» **OBJECTIVE**: In the listing, switch each "grid-line" to "gridline" across the stretch from the line containing "- x-tick-label: 2022: [428, 422, 473, 444]" through the line containing "- y-tick-label: 2.000.000: [53, 301, 142, 323]". Return only those lines, with nothing else changed.

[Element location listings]
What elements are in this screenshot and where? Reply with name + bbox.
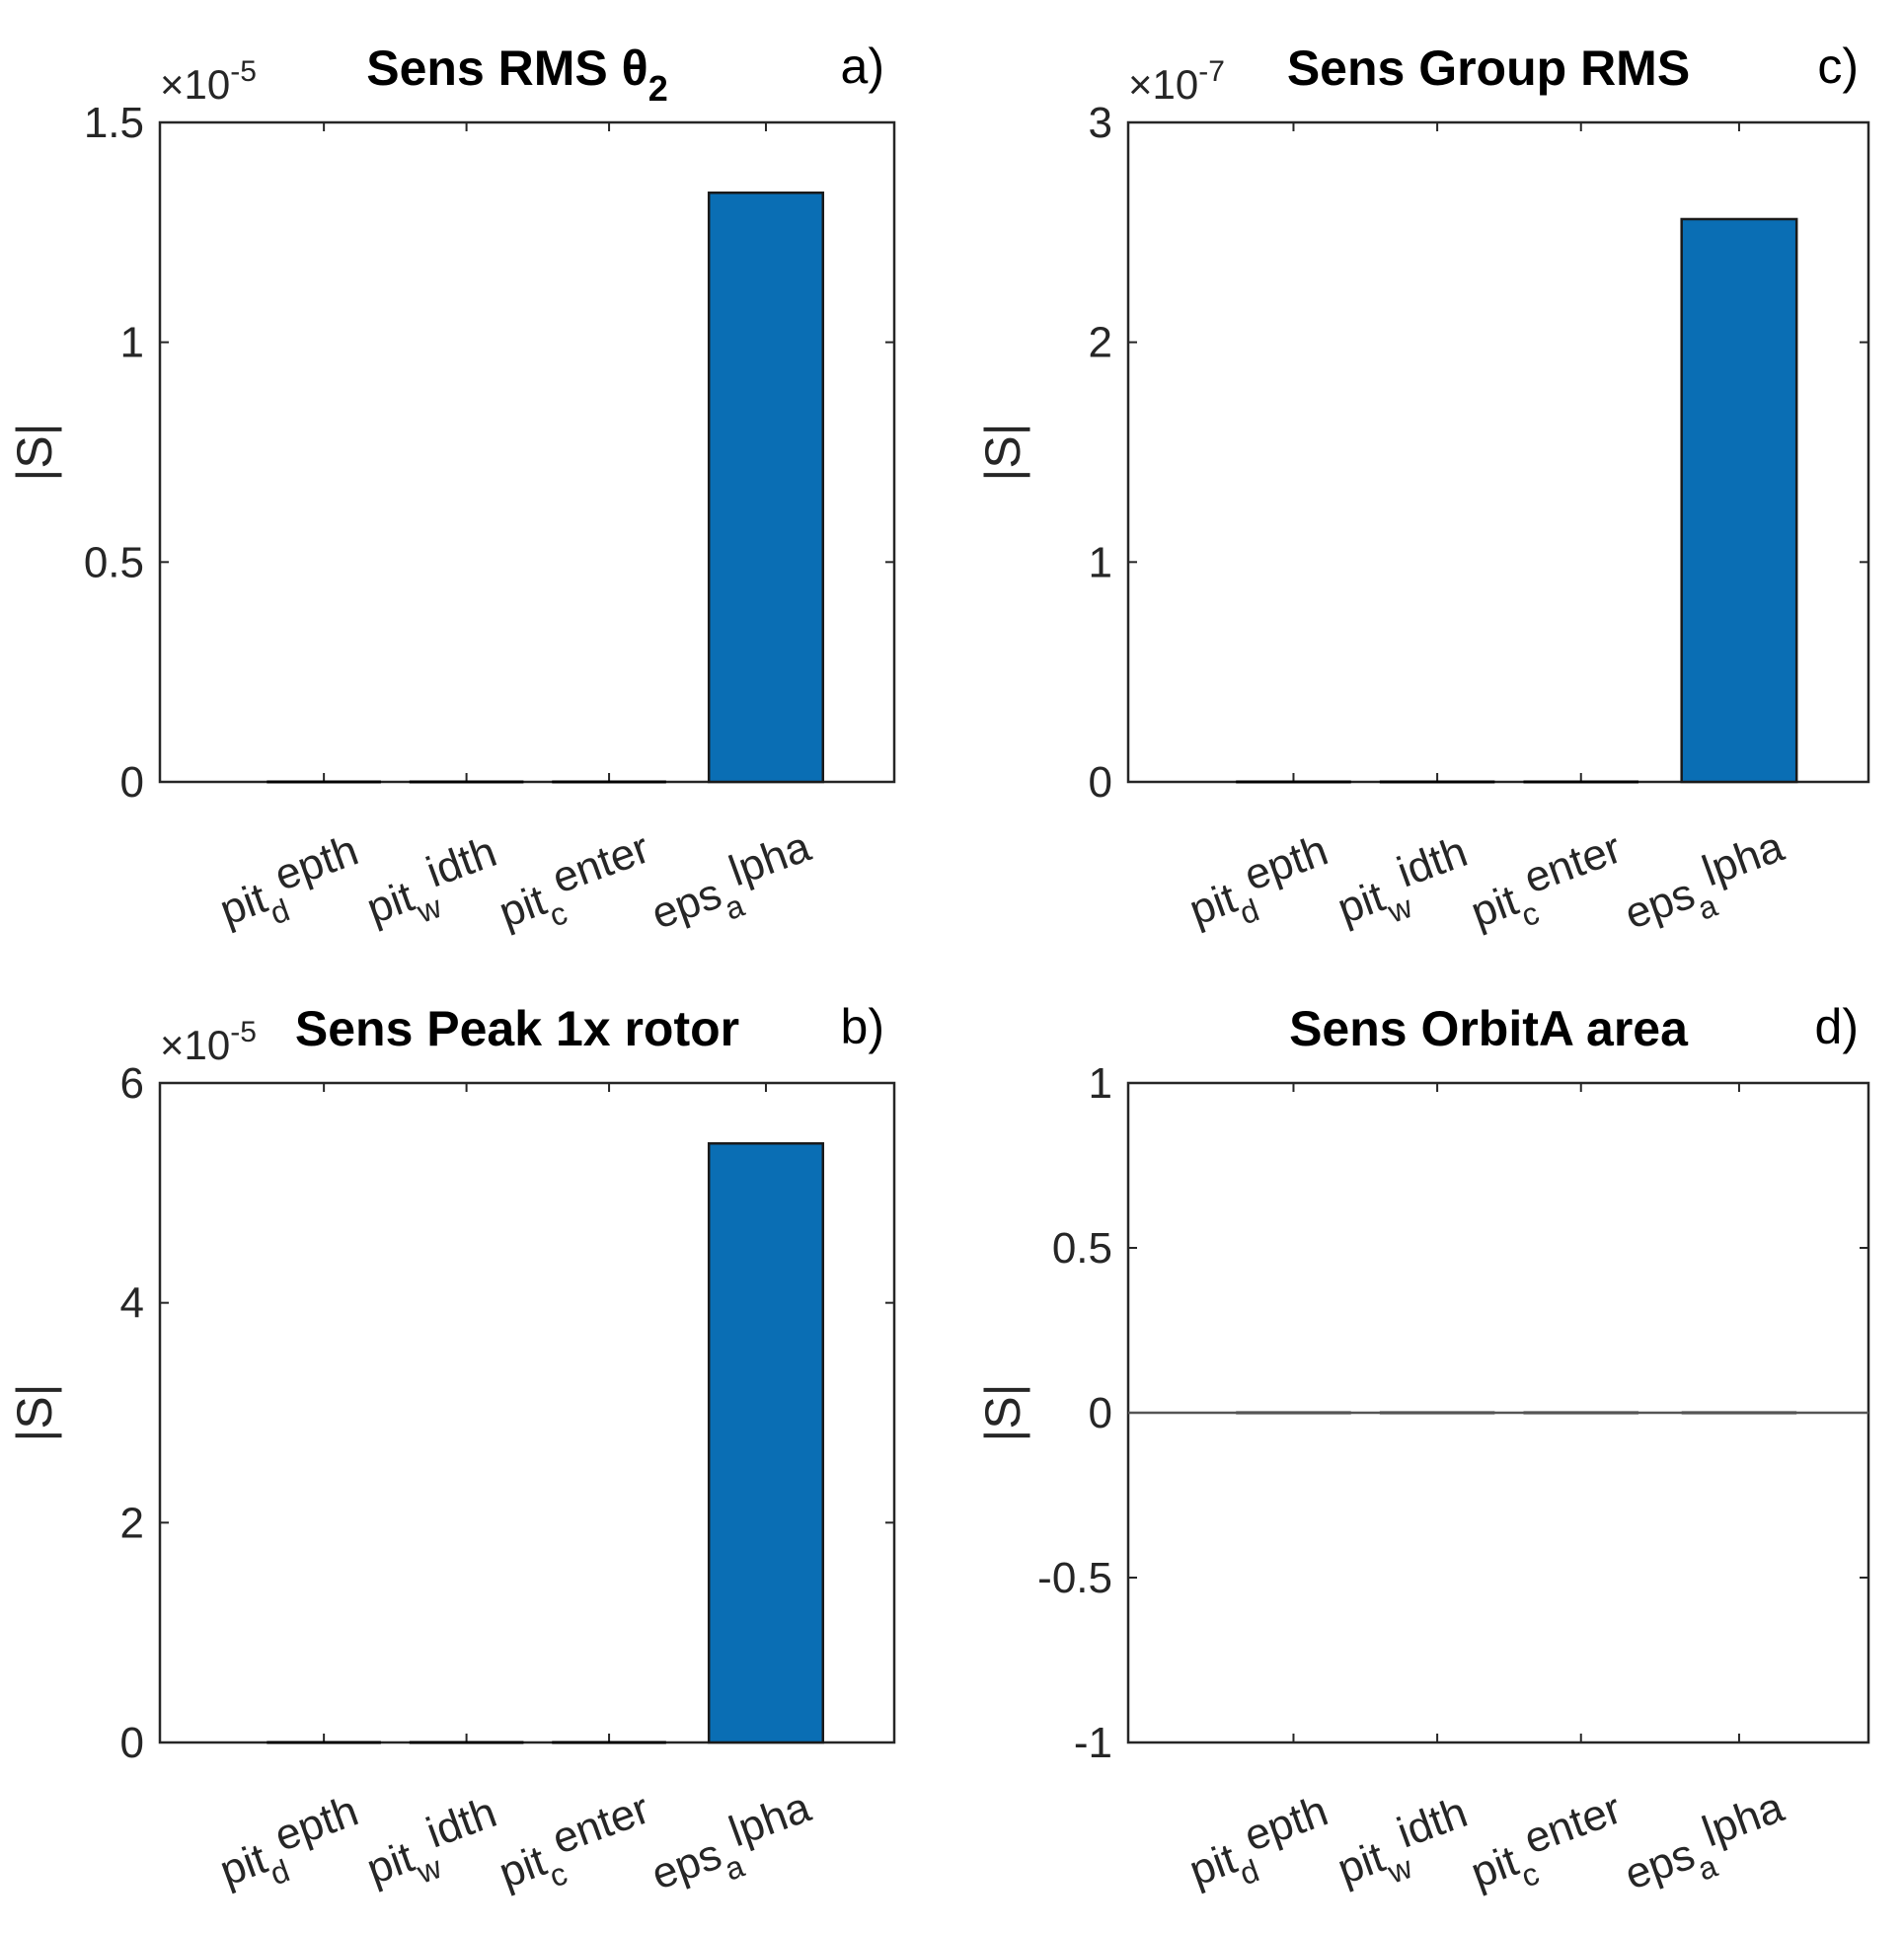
- y-tick-label: 0.5: [84, 538, 144, 586]
- axis-exponent: ×10-7: [1128, 55, 1225, 108]
- x-category-label: pitcenter: [488, 1784, 664, 1909]
- x-category-label: epsalpha: [641, 1783, 826, 1911]
- y-tick-label: 1: [1089, 538, 1112, 586]
- y-tick-label: 1: [120, 319, 144, 367]
- axis-exponent: ×10-5: [160, 55, 257, 108]
- bar: [707, 192, 825, 784]
- x-category-label: pitdepth: [209, 826, 374, 948]
- y-tick-label: -0.5: [1037, 1554, 1112, 1602]
- y-tick-label: 0: [120, 1719, 144, 1767]
- x-category-label-base: pit: [493, 1836, 552, 1897]
- x-category-label: epsalpha: [1614, 822, 1799, 951]
- x-category-label: pitdepth: [209, 1787, 374, 1908]
- x-category-label: epsalpha: [641, 822, 826, 951]
- chart-title: Sens Group RMS: [1287, 40, 1690, 96]
- panel-label: b): [841, 999, 884, 1054]
- chart-title-text: Sens Peak 1x rotor: [295, 1001, 739, 1056]
- x-category-label-rest: enter: [1518, 823, 1628, 902]
- x-category-label: pitwidth: [1327, 1788, 1483, 1905]
- x-category-label-rest: enter: [546, 1784, 655, 1863]
- x-category-label-rest: idth: [1391, 1788, 1473, 1857]
- y-axis-label: |S|: [975, 1383, 1030, 1441]
- panel-a: 0 0.5 1 1.5 pitdepthpitwidthpitcenterepsalph…: [7, 39, 896, 951]
- x-category-label-base: pit: [1465, 876, 1524, 937]
- chart-title: Sens Peak 1x rotor: [295, 1001, 739, 1056]
- x-category-label-base: eps: [1619, 869, 1701, 938]
- x-category-label-rest: epth: [1238, 826, 1333, 900]
- x-category-label-base: pit: [1183, 1834, 1243, 1895]
- axis-exponent-power: -5: [230, 55, 257, 88]
- x-category-label: epsalpha: [1614, 1783, 1799, 1911]
- x-category-label-rest: idth: [420, 827, 502, 896]
- x-category-label: pitdepth: [1179, 1787, 1343, 1908]
- x-category-label-rest: epth: [268, 826, 364, 900]
- bar: [707, 1141, 825, 1744]
- x-category-label-rest: epth: [268, 1787, 364, 1861]
- x-category-label-rest: lpha: [1696, 822, 1790, 896]
- y-axis-label: |S|: [975, 423, 1030, 481]
- x-category-label-base: eps: [1619, 1829, 1701, 1898]
- y-tick-label: 6: [120, 1059, 144, 1108]
- x-category-label-rest: lpha: [723, 1783, 816, 1857]
- axis-exponent-base: ×10: [1128, 61, 1198, 108]
- y-tick-label: 1: [1089, 1059, 1112, 1108]
- x-category-label: pitcenter: [488, 823, 664, 949]
- x-category-label-base: pit: [360, 872, 419, 933]
- x-category-label-base: pit: [493, 876, 552, 937]
- axis-exponent-power: -7: [1198, 55, 1225, 88]
- y-tick-label: 3: [1089, 99, 1112, 147]
- axis-exponent-base: ×10: [160, 61, 230, 108]
- y-tick-label: 0: [120, 758, 144, 807]
- x-category-label-base: pit: [360, 1832, 419, 1894]
- panel-d: -1 -0.5 0 0.5 1 pitdepthpitwidthpitcenterepsa…: [975, 999, 1870, 1911]
- axis-exponent-base: ×10: [160, 1022, 230, 1068]
- x-category-label-rest: enter: [546, 823, 655, 902]
- x-category-label-base: pit: [1332, 872, 1391, 933]
- y-tick-label: -1: [1074, 1719, 1112, 1767]
- x-category-label-rest: lpha: [723, 822, 816, 896]
- chart-title-text: Sens RMS θ: [366, 40, 647, 96]
- panel-label: a): [841, 39, 884, 94]
- chart-title: Sens RMS θ2: [366, 40, 667, 109]
- bar: [1680, 217, 1798, 784]
- y-tick-label: 2: [120, 1499, 144, 1547]
- chart-title-subscript: 2: [648, 68, 668, 109]
- x-category-label: pitwidth: [1327, 827, 1483, 945]
- x-category-label-rest: enter: [1518, 1784, 1628, 1863]
- chart-title-text: Sens OrbitA area: [1289, 1001, 1689, 1056]
- y-tick-label: 2: [1089, 319, 1112, 367]
- y-axis-label: |S|: [7, 423, 62, 481]
- x-category-label: pitwidth: [355, 827, 511, 945]
- panel-label: c): [1817, 39, 1859, 94]
- y-tick-label: 4: [120, 1279, 144, 1328]
- y-tick-label: 1.5: [84, 99, 144, 147]
- y-tick-label: 0: [1089, 1389, 1112, 1437]
- panel-label: d): [1815, 999, 1859, 1054]
- x-category-label-base: pit: [1465, 1836, 1524, 1897]
- x-category-label-rest: lpha: [1696, 1783, 1790, 1857]
- chart-title-text: Sens Group RMS: [1287, 40, 1690, 96]
- y-axis-label: |S|: [7, 1383, 62, 1441]
- y-tick-label: 0.5: [1052, 1224, 1112, 1273]
- axis-exponent-power: -5: [230, 1016, 257, 1048]
- x-category-label-base: pit: [1183, 874, 1243, 935]
- x-category-label: pitcenter: [1460, 1784, 1637, 1909]
- x-category-label-base: eps: [646, 869, 727, 938]
- chart-title: Sens OrbitA area: [1289, 1001, 1689, 1056]
- x-category-label-base: eps: [646, 1829, 727, 1898]
- x-category-label: pitdepth: [1179, 826, 1343, 948]
- x-category-label-base: pit: [1332, 1832, 1391, 1894]
- x-category-label: pitwidth: [355, 1788, 511, 1905]
- x-category-label-rest: idth: [1391, 827, 1473, 896]
- x-category-label-base: pit: [213, 874, 272, 935]
- axis-exponent: ×10-5: [160, 1016, 257, 1068]
- x-category-label-rest: idth: [420, 1788, 502, 1857]
- y-tick-label: 0: [1089, 758, 1112, 807]
- x-category-label-base: pit: [213, 1834, 272, 1895]
- x-category-label: pitcenter: [1460, 823, 1637, 949]
- x-category-label-rest: epth: [1238, 1787, 1333, 1861]
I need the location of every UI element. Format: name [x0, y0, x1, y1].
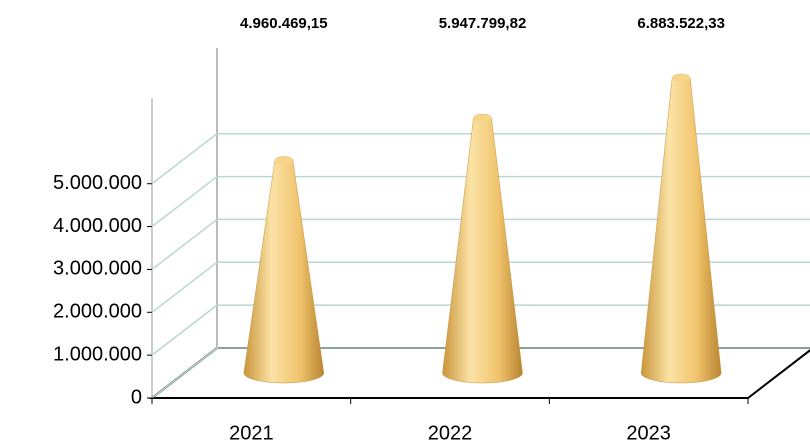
- x-tick-label: 2022: [428, 422, 473, 444]
- grid-line: [151, 175, 218, 228]
- value-label: 5.947.799,82: [439, 15, 527, 32]
- grid-line: [151, 304, 218, 356]
- grid-line: [151, 347, 218, 399]
- y-tick-label: 3.000.000: [53, 258, 142, 280]
- grid-line: [151, 261, 218, 313]
- cone: [442, 113, 523, 384]
- y-tick-label: 5.000.000: [53, 172, 142, 194]
- y-tick-label: 4.000.000: [53, 215, 142, 237]
- value-label: 6.883.522,33: [637, 15, 725, 32]
- cone: [243, 156, 325, 384]
- y-tick-label: 0: [131, 386, 142, 408]
- grid-line: [151, 218, 218, 271]
- value-label: 4.960.469,15: [240, 15, 328, 32]
- y-tick-label: 1.000.000: [53, 343, 142, 365]
- x-tick-label: 2023: [626, 422, 671, 444]
- x-tick-label: 2021: [229, 422, 274, 444]
- cone-tip: [473, 114, 492, 123]
- cone-tip: [274, 156, 293, 165]
- cone-tip: [672, 73, 691, 82]
- grid-line: [151, 133, 218, 185]
- y-tick-label: 2.000.000: [53, 301, 142, 323]
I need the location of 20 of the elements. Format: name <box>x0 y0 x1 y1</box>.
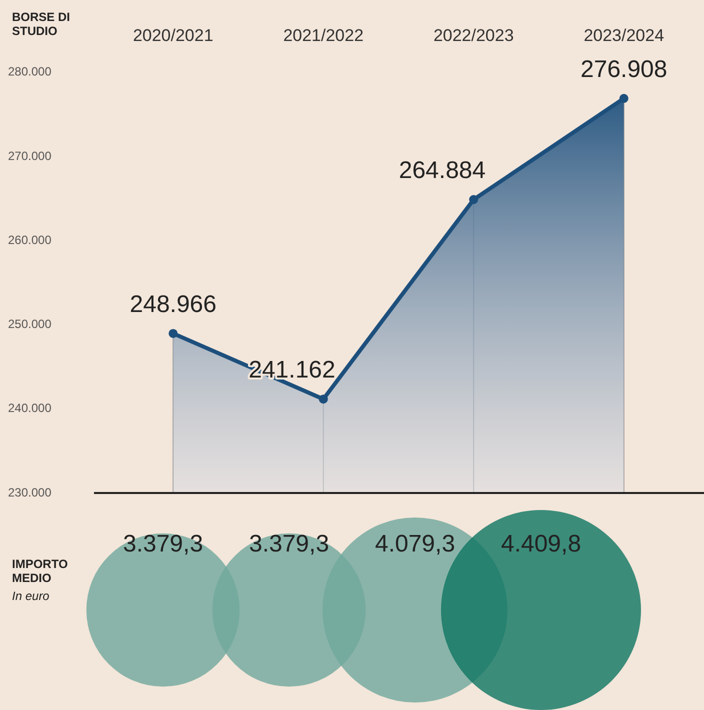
chart-title: BORSE DI STUDIO <box>12 10 72 38</box>
y-tick-label: 230.000 <box>8 485 52 500</box>
data-label: 4.409,8 <box>500 530 582 558</box>
data-label: 3.379,3 <box>248 530 330 558</box>
x-tick-label: 2020/2021 <box>132 26 214 45</box>
y-tick-label: 240.000 <box>8 401 52 416</box>
data-label: 264.884 <box>398 157 486 184</box>
text: IMPORTO MEDIO <box>12 557 69 585</box>
data-label: 4.079,3 <box>374 530 456 558</box>
y-tick-label: 270.000 <box>8 148 52 163</box>
text: In euro <box>12 589 50 603</box>
data-label: 276.908 <box>580 56 668 84</box>
y-tick-label: 250.000 <box>8 317 52 332</box>
x-tick-label: 2022/2023 <box>433 26 514 45</box>
y-tick-label: 280.000 <box>8 64 52 79</box>
x-tick-label: 2023/2024 <box>584 26 664 45</box>
data-label: 3.379,3 <box>122 530 204 558</box>
x-tick-label: 2021/2022 <box>283 26 364 45</box>
y-tick-label: 260.000 <box>8 232 52 247</box>
data-label: 248.966 <box>130 291 217 318</box>
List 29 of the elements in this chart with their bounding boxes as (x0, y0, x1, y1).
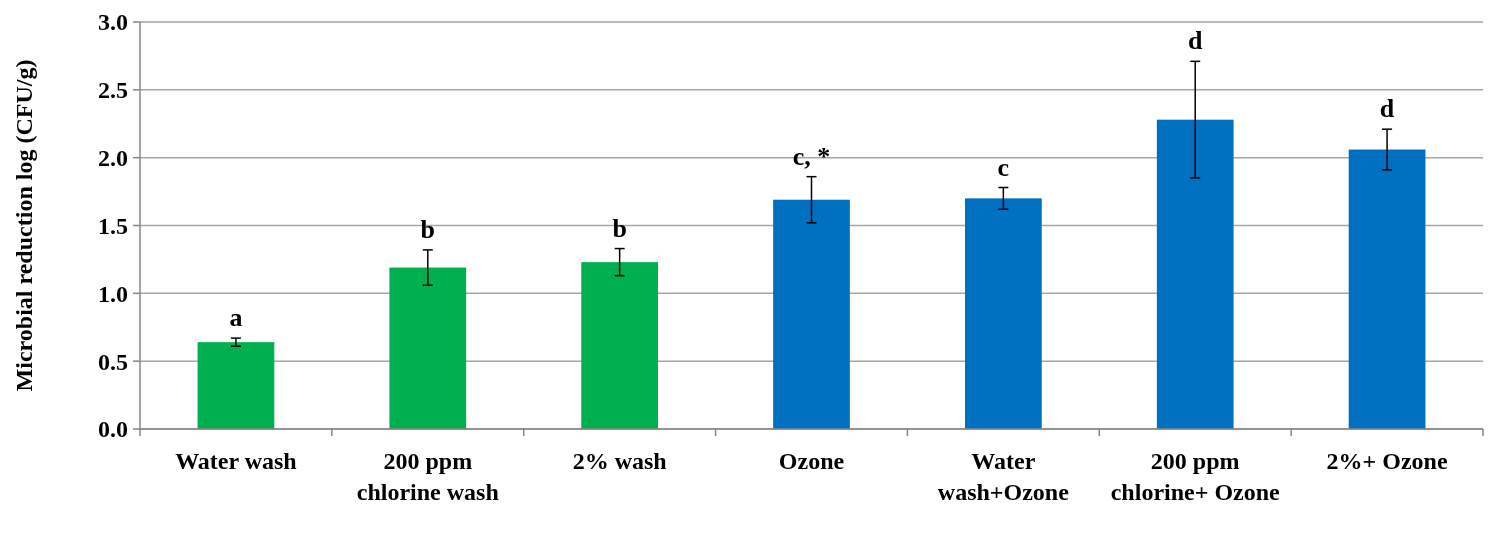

» **WORKED SOLUTION**:
- x-tick-label: 2022: [428, 422, 473, 444]
- gridline: [151, 175, 218, 228]
- value-label: 5.947.799,82: [439, 15, 527, 32]
- gridline: [151, 304, 218, 356]
- gridline: [151, 347, 218, 399]
- y-tick-label: 3.000.000: [53, 258, 142, 280]
- gridline: [151, 261, 218, 313]
- cone: [442, 113, 523, 384]
- y-tick-label: 5.000.000: [53, 172, 142, 194]
- y-tick-label: 4.000.000: [53, 215, 142, 237]
- value-label: 6.883.522,33: [637, 15, 725, 32]
- cone: [243, 156, 325, 384]
- y-tick-label: 0: [131, 386, 142, 408]
- gridline: [151, 218, 218, 271]
- value-label: 4.960.469,15: [240, 15, 328, 32]
- y-tick-label: 1.000.000: [53, 343, 142, 365]
- x-tick-label: 2023: [626, 422, 671, 444]
- x-tick-label: 2021: [229, 422, 274, 444]
- cone-tip: [473, 114, 492, 123]
- cone-tip: [274, 156, 293, 165]
- cone-tip: [672, 73, 691, 82]
- gridline: [151, 133, 218, 185]
- y-tick-label: 2.000.000: [53, 301, 142, 323]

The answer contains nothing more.